Assemble all lines in which the string "punti" appears.

Records to process:
* start *
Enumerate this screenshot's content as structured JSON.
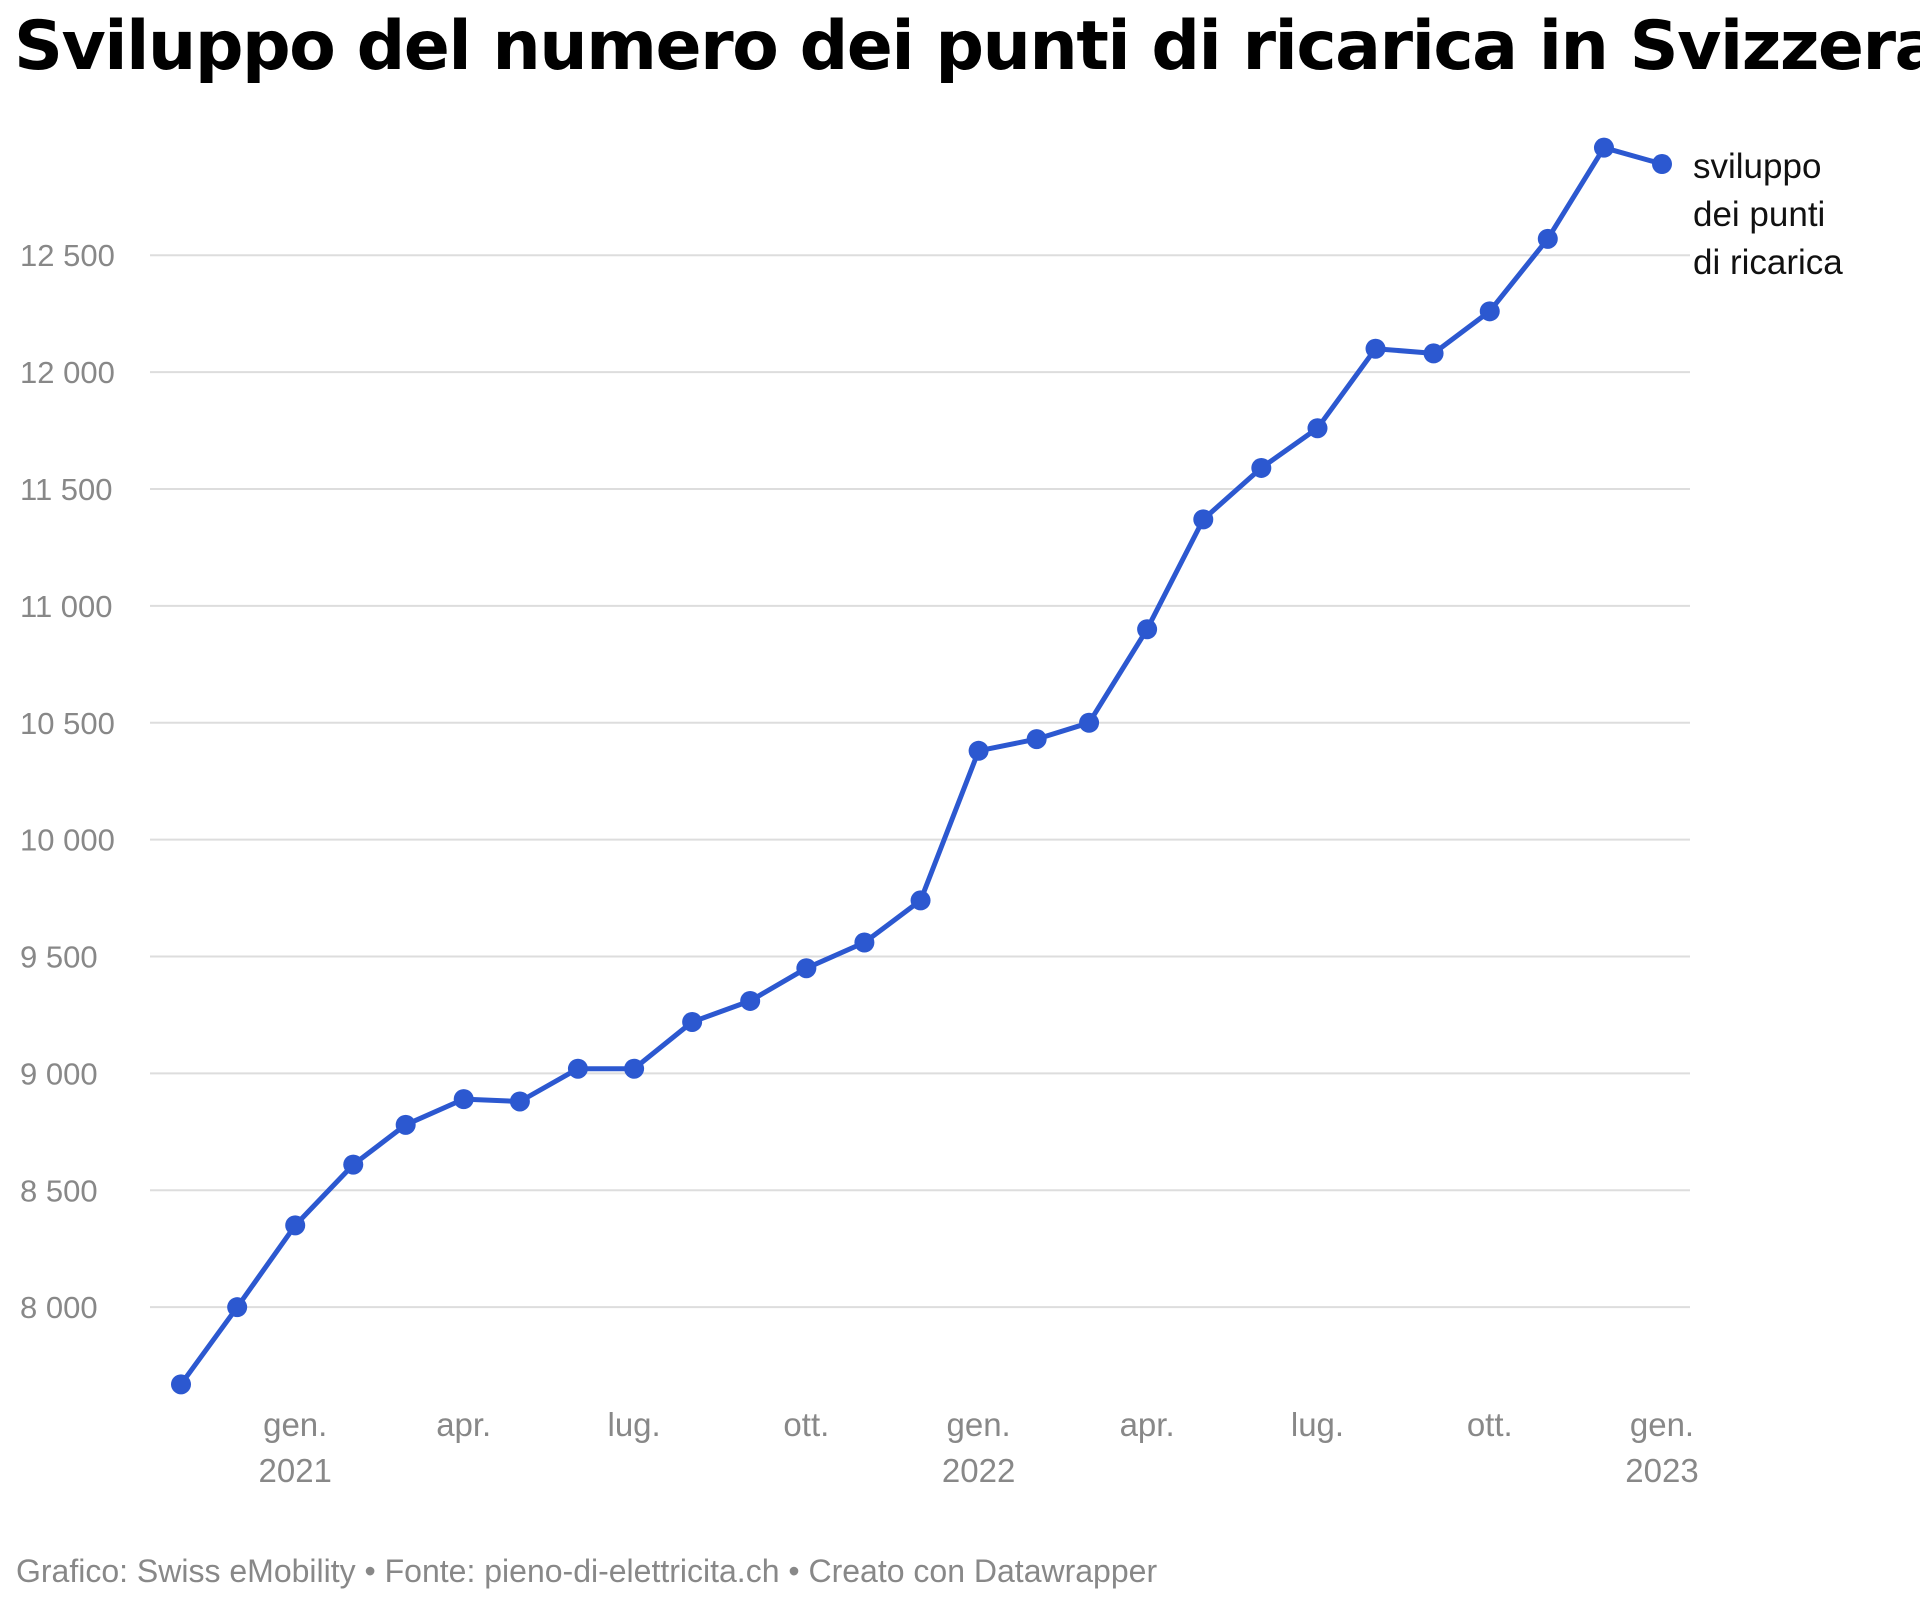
{
  "chart_data": {
    "type": "line",
    "title": "Sviluppo del numero dei punti di ricarica in Svizzera",
    "xlabel": "",
    "ylabel": "",
    "ylim": [
      7650,
      12980
    ],
    "xlim": [
      "2020-11-01",
      "2023-01-01"
    ],
    "y_ticks": [
      {
        "value": 8000,
        "label": "8 000"
      },
      {
        "value": 8500,
        "label": "8 500"
      },
      {
        "value": 9000,
        "label": "9 000"
      },
      {
        "value": 9500,
        "label": "9 500"
      },
      {
        "value": 10000,
        "label": "10 000"
      },
      {
        "value": 10500,
        "label": "10 500"
      },
      {
        "value": 11000,
        "label": "11 000"
      },
      {
        "value": 11500,
        "label": "11 500"
      },
      {
        "value": 12000,
        "label": "12 000"
      },
      {
        "value": 12500,
        "label": "12 500"
      }
    ],
    "x_ticks": [
      {
        "date": "2021-01-01",
        "label": "gen.",
        "year": "2021"
      },
      {
        "date": "2021-04-01",
        "label": "apr.",
        "year": ""
      },
      {
        "date": "2021-07-01",
        "label": "lug.",
        "year": ""
      },
      {
        "date": "2021-10-01",
        "label": "ott.",
        "year": ""
      },
      {
        "date": "2022-01-01",
        "label": "gen.",
        "year": "2022"
      },
      {
        "date": "2022-04-01",
        "label": "apr.",
        "year": ""
      },
      {
        "date": "2022-07-01",
        "label": "lug.",
        "year": ""
      },
      {
        "date": "2022-10-01",
        "label": "ott.",
        "year": ""
      },
      {
        "date": "2023-01-01",
        "label": "gen.",
        "year": "2023"
      }
    ],
    "grid": true,
    "legend": "end-of-line label, right",
    "series": [
      {
        "name": "sviluppo dei punti di ricarica",
        "name_lines": [
          "sviluppo",
          "dei punti",
          "di ricarica"
        ],
        "color": "#2c58d0",
        "points": [
          {
            "x": "2020-11-01",
            "y": 7670
          },
          {
            "x": "2020-12-01",
            "y": 8000
          },
          {
            "x": "2021-01-01",
            "y": 8350
          },
          {
            "x": "2021-02-01",
            "y": 8610
          },
          {
            "x": "2021-03-01",
            "y": 8780
          },
          {
            "x": "2021-04-01",
            "y": 8890
          },
          {
            "x": "2021-05-01",
            "y": 8880
          },
          {
            "x": "2021-06-01",
            "y": 9020
          },
          {
            "x": "2021-07-01",
            "y": 9020
          },
          {
            "x": "2021-08-01",
            "y": 9220
          },
          {
            "x": "2021-09-01",
            "y": 9310
          },
          {
            "x": "2021-10-01",
            "y": 9450
          },
          {
            "x": "2021-11-01",
            "y": 9560
          },
          {
            "x": "2021-12-01",
            "y": 9740
          },
          {
            "x": "2022-01-01",
            "y": 10380
          },
          {
            "x": "2022-02-01",
            "y": 10430
          },
          {
            "x": "2022-03-01",
            "y": 10500
          },
          {
            "x": "2022-04-01",
            "y": 10900
          },
          {
            "x": "2022-05-01",
            "y": 11370
          },
          {
            "x": "2022-06-01",
            "y": 11590
          },
          {
            "x": "2022-07-01",
            "y": 11760
          },
          {
            "x": "2022-08-01",
            "y": 12100
          },
          {
            "x": "2022-09-01",
            "y": 12080
          },
          {
            "x": "2022-10-01",
            "y": 12260
          },
          {
            "x": "2022-11-01",
            "y": 12570
          },
          {
            "x": "2022-12-01",
            "y": 12960
          },
          {
            "x": "2023-01-01",
            "y": 12890
          }
        ]
      }
    ]
  },
  "footer": "Grafico: Swiss eMobility • Fonte: pieno-di-elettricita.ch • Creato con Datawrapper"
}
* end *
Completed exercise:
    "title": "Sviluppo del numero dei punti di ricarica in Svizzera",
        "name": "sviluppo dei punti di ricarica",
          "dei punti",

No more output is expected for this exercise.